Dataset records
* begin *
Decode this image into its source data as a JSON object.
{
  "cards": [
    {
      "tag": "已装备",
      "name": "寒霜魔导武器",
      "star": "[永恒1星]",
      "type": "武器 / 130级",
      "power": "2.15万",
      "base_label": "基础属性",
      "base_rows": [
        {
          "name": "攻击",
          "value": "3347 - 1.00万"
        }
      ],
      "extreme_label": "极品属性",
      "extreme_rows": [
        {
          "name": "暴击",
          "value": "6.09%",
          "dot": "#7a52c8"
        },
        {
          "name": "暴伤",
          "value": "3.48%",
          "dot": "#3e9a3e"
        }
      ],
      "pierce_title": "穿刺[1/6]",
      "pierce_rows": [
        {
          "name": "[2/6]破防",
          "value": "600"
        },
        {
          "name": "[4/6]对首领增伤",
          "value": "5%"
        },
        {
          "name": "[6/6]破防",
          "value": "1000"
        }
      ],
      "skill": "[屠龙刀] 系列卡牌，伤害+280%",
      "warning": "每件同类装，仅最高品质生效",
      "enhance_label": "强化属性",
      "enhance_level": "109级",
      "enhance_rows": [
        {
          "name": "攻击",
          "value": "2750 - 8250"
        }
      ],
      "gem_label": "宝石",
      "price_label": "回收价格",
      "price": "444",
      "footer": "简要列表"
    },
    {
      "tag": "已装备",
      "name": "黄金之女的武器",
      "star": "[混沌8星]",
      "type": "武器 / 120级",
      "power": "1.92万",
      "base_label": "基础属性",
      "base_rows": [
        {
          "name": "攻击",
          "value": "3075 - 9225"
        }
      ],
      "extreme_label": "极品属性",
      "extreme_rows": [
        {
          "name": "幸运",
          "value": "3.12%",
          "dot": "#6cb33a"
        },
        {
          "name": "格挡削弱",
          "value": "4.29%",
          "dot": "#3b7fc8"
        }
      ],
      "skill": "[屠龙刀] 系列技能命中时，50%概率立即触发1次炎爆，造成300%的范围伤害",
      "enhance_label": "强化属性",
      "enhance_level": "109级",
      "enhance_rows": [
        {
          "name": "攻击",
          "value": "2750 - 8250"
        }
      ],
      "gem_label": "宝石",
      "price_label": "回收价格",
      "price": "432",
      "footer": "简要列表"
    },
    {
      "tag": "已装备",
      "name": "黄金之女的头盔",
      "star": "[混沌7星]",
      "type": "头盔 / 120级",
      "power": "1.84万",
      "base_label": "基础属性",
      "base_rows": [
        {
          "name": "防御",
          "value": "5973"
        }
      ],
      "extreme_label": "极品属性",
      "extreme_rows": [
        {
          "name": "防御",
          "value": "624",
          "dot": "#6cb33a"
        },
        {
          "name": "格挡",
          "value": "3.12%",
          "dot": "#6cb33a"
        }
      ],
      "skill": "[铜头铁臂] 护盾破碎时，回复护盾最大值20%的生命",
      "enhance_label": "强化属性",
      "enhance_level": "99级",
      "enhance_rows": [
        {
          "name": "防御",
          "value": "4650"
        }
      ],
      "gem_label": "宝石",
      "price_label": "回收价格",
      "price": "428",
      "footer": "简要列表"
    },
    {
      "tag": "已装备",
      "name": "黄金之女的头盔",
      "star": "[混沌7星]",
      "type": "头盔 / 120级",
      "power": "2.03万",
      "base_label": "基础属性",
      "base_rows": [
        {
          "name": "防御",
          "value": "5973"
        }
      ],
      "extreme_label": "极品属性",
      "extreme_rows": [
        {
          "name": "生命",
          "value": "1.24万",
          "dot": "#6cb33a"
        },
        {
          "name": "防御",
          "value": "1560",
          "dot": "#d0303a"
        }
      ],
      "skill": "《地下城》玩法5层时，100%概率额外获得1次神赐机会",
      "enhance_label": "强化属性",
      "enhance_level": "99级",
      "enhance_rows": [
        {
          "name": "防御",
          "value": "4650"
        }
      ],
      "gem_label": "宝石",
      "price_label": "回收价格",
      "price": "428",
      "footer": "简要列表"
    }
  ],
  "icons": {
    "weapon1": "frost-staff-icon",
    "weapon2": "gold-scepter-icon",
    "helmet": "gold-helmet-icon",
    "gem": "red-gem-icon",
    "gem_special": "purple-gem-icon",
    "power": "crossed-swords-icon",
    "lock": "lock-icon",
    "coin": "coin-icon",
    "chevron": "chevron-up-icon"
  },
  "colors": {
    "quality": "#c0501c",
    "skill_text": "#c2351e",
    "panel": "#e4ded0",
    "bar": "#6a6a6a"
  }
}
* end *
* begin *
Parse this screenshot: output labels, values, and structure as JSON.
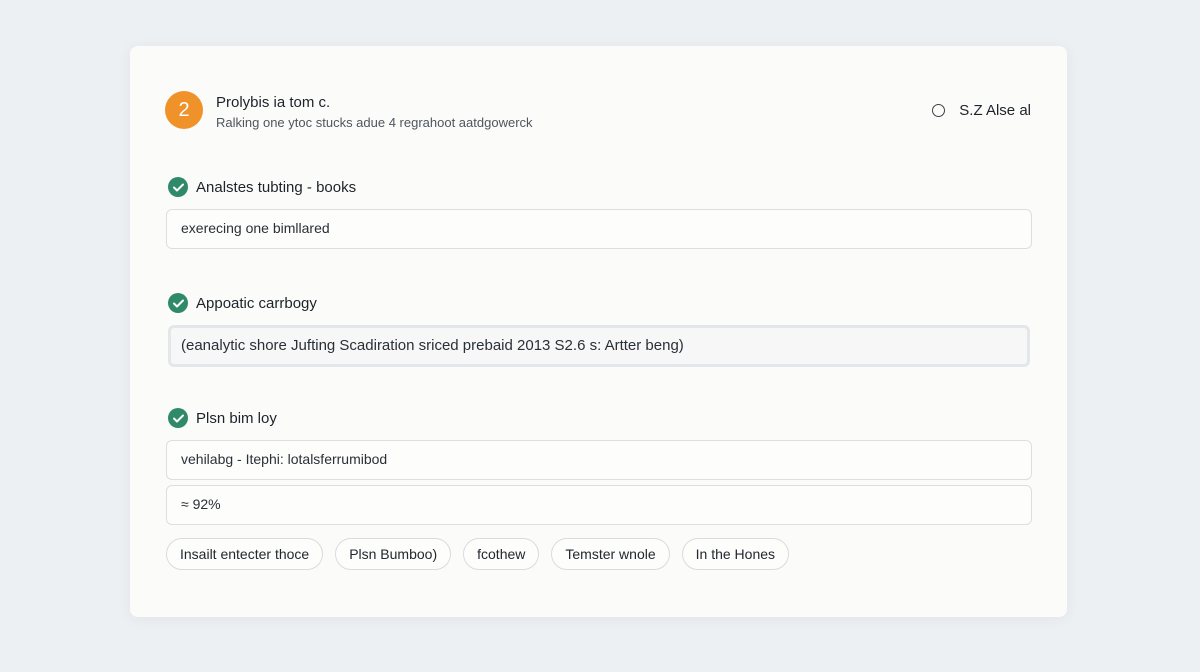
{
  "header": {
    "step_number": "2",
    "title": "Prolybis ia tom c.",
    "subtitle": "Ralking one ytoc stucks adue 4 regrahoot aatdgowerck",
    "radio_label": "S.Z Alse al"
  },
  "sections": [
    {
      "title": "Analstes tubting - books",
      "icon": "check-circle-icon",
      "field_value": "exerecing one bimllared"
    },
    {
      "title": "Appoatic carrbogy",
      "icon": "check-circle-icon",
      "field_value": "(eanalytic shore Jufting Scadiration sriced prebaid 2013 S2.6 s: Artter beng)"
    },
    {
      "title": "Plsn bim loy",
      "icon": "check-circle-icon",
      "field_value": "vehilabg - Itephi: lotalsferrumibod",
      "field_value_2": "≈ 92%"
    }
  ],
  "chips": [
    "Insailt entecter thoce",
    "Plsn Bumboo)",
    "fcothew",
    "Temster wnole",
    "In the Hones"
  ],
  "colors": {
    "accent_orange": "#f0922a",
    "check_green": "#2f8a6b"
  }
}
* end *
• [Task] Your answer should be a single number: the count of lines holding the word "star".

• [Task result] 4